[START PROVIDED MATERIAL]

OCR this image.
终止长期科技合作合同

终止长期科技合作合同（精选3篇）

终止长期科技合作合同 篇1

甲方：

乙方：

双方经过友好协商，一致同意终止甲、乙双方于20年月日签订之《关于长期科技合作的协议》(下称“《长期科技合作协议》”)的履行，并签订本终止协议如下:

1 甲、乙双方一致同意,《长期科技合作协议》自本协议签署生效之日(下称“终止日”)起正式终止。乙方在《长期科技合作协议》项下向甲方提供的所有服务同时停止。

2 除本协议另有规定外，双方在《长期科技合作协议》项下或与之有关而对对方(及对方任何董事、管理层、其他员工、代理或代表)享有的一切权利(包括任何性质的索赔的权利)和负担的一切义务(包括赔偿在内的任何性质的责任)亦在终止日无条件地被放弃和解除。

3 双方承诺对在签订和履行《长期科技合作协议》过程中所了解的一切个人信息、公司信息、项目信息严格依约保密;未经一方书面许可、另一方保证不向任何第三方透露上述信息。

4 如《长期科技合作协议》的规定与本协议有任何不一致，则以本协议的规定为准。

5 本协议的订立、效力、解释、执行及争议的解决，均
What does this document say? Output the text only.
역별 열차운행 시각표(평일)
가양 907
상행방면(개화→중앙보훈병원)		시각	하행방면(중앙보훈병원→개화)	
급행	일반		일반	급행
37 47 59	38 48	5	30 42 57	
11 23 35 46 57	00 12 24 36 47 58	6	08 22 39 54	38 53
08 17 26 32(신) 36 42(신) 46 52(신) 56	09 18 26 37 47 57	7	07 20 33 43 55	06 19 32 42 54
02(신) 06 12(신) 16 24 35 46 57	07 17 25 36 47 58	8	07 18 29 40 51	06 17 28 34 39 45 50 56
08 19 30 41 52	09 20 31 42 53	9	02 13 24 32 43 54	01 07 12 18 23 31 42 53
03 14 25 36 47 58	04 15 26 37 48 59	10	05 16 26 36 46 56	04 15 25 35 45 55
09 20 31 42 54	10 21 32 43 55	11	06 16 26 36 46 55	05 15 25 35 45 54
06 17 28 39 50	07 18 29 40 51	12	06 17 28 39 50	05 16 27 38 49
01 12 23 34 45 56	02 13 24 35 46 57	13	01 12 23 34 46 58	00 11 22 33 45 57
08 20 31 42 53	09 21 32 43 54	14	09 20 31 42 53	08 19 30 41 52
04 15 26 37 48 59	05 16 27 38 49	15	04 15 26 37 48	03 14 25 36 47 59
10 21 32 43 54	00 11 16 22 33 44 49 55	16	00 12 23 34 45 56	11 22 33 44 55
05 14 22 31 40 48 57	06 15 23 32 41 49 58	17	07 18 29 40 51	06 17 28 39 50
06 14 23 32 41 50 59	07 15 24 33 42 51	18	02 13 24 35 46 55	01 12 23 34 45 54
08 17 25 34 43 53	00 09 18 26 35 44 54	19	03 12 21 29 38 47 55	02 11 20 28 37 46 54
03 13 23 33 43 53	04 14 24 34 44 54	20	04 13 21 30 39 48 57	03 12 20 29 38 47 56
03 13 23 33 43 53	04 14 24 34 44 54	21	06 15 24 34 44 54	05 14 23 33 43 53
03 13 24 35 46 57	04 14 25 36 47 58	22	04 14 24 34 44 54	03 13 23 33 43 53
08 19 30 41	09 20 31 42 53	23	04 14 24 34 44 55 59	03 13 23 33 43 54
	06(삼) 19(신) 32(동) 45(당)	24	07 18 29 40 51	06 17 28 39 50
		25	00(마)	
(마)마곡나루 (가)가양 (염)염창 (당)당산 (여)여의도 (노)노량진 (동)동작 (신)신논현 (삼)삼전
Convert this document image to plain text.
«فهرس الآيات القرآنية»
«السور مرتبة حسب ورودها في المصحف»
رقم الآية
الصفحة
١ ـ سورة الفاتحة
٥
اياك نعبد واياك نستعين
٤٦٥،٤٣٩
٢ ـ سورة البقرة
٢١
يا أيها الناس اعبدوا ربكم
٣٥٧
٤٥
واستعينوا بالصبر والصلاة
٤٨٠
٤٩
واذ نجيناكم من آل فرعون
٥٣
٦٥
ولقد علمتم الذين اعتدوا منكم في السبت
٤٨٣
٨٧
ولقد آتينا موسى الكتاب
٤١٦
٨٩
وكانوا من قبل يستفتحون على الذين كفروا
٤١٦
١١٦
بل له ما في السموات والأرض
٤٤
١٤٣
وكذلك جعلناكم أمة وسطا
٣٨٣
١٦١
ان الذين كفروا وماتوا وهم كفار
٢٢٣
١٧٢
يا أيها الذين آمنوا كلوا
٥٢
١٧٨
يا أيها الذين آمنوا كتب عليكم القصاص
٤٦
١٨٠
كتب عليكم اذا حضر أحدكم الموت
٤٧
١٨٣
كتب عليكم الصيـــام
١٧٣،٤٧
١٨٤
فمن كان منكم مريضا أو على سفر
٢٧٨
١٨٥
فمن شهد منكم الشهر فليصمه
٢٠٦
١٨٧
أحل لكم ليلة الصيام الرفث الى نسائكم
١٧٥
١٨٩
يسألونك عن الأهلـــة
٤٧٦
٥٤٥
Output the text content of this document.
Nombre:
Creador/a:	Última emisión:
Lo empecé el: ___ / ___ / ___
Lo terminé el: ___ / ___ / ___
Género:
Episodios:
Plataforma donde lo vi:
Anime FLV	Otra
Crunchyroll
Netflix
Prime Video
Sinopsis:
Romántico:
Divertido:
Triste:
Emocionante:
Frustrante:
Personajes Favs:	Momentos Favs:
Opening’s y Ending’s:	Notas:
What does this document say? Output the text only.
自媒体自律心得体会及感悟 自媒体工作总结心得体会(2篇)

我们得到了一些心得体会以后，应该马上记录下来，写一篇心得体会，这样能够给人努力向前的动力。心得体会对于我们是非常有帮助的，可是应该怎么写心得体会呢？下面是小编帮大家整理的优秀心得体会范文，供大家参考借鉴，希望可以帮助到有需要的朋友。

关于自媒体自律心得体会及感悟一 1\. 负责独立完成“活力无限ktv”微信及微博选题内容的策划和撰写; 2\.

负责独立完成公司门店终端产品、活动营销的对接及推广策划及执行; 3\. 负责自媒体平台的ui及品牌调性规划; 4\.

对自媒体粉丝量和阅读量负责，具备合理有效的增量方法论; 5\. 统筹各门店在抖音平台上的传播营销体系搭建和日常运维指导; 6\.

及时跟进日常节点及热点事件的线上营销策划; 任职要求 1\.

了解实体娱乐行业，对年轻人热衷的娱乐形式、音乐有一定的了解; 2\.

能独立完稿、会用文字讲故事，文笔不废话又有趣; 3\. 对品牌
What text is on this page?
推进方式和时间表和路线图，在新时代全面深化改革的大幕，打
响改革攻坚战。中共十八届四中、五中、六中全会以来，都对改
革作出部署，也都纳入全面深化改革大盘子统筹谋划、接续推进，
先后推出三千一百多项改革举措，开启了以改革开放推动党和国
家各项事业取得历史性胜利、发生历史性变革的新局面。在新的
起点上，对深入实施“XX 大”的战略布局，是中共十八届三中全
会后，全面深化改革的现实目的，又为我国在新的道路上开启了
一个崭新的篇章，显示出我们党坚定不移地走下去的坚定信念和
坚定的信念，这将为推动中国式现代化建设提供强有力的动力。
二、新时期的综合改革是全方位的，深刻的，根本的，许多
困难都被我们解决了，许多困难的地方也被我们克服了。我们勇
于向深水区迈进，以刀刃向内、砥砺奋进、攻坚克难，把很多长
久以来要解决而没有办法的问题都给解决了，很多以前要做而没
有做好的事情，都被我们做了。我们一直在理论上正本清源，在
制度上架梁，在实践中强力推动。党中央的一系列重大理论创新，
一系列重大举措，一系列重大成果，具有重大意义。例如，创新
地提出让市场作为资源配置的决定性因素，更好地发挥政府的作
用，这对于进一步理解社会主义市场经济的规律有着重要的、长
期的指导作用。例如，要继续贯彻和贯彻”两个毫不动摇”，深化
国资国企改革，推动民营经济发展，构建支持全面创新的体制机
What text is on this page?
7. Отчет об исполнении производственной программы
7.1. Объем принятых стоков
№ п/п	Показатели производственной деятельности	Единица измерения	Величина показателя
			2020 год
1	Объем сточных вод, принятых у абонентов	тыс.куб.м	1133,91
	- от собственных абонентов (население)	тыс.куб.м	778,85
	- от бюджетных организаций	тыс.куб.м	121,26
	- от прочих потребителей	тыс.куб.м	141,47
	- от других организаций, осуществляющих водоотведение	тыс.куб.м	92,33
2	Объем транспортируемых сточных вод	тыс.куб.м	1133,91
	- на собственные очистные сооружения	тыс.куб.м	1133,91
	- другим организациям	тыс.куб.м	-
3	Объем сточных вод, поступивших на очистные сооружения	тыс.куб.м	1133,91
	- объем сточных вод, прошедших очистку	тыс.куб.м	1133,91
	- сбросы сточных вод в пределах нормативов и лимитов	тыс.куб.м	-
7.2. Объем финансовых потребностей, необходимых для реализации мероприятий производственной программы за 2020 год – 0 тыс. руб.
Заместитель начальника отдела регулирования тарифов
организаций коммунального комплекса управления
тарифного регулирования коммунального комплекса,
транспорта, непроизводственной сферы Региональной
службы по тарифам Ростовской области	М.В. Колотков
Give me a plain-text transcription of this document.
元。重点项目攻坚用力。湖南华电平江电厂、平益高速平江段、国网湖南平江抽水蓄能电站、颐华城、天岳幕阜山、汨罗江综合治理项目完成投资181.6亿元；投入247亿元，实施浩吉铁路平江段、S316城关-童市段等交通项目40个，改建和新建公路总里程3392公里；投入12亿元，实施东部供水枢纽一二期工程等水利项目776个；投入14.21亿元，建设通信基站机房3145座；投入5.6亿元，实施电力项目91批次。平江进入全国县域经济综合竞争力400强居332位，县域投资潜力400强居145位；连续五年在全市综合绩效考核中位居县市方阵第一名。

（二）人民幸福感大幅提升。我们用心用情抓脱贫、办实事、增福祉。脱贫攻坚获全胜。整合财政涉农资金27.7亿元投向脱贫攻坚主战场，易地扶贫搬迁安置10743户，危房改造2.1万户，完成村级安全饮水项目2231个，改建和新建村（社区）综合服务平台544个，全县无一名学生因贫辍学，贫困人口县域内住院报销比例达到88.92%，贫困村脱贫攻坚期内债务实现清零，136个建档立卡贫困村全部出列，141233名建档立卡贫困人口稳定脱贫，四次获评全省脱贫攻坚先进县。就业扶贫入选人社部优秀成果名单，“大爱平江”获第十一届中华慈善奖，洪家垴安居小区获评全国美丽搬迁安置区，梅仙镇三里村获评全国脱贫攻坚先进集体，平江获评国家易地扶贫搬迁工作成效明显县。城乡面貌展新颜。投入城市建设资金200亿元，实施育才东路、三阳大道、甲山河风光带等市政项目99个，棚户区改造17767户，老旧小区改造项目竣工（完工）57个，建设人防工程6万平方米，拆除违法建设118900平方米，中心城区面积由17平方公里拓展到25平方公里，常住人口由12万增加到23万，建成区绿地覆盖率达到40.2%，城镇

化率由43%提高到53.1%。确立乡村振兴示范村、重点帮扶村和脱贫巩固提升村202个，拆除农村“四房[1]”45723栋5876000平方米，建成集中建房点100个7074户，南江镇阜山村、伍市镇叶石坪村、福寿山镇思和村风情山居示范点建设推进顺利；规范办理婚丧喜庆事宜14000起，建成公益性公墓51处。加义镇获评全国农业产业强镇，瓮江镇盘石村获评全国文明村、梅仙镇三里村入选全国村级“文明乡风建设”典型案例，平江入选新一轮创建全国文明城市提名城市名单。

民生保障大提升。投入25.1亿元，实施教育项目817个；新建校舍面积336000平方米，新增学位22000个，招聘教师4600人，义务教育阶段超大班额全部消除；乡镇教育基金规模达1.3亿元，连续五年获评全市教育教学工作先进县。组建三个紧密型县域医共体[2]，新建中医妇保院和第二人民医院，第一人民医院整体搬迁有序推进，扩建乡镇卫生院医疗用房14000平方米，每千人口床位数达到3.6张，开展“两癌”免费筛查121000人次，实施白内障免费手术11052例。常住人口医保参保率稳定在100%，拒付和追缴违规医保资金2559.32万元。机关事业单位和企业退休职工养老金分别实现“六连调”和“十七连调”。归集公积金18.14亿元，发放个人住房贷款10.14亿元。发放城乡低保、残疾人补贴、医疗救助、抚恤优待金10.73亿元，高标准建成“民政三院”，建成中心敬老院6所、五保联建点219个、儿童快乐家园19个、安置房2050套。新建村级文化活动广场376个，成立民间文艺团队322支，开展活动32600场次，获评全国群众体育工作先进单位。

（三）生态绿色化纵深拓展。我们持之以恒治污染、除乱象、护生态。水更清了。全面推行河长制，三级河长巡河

[END PROVIDED MATERIAL]

* REQUIREMENTS
A line counts if it holds the word "كفروا". Work out how many lines in the listing count, and give only that number.

* SOLUTION TO THIS PROBLEM
2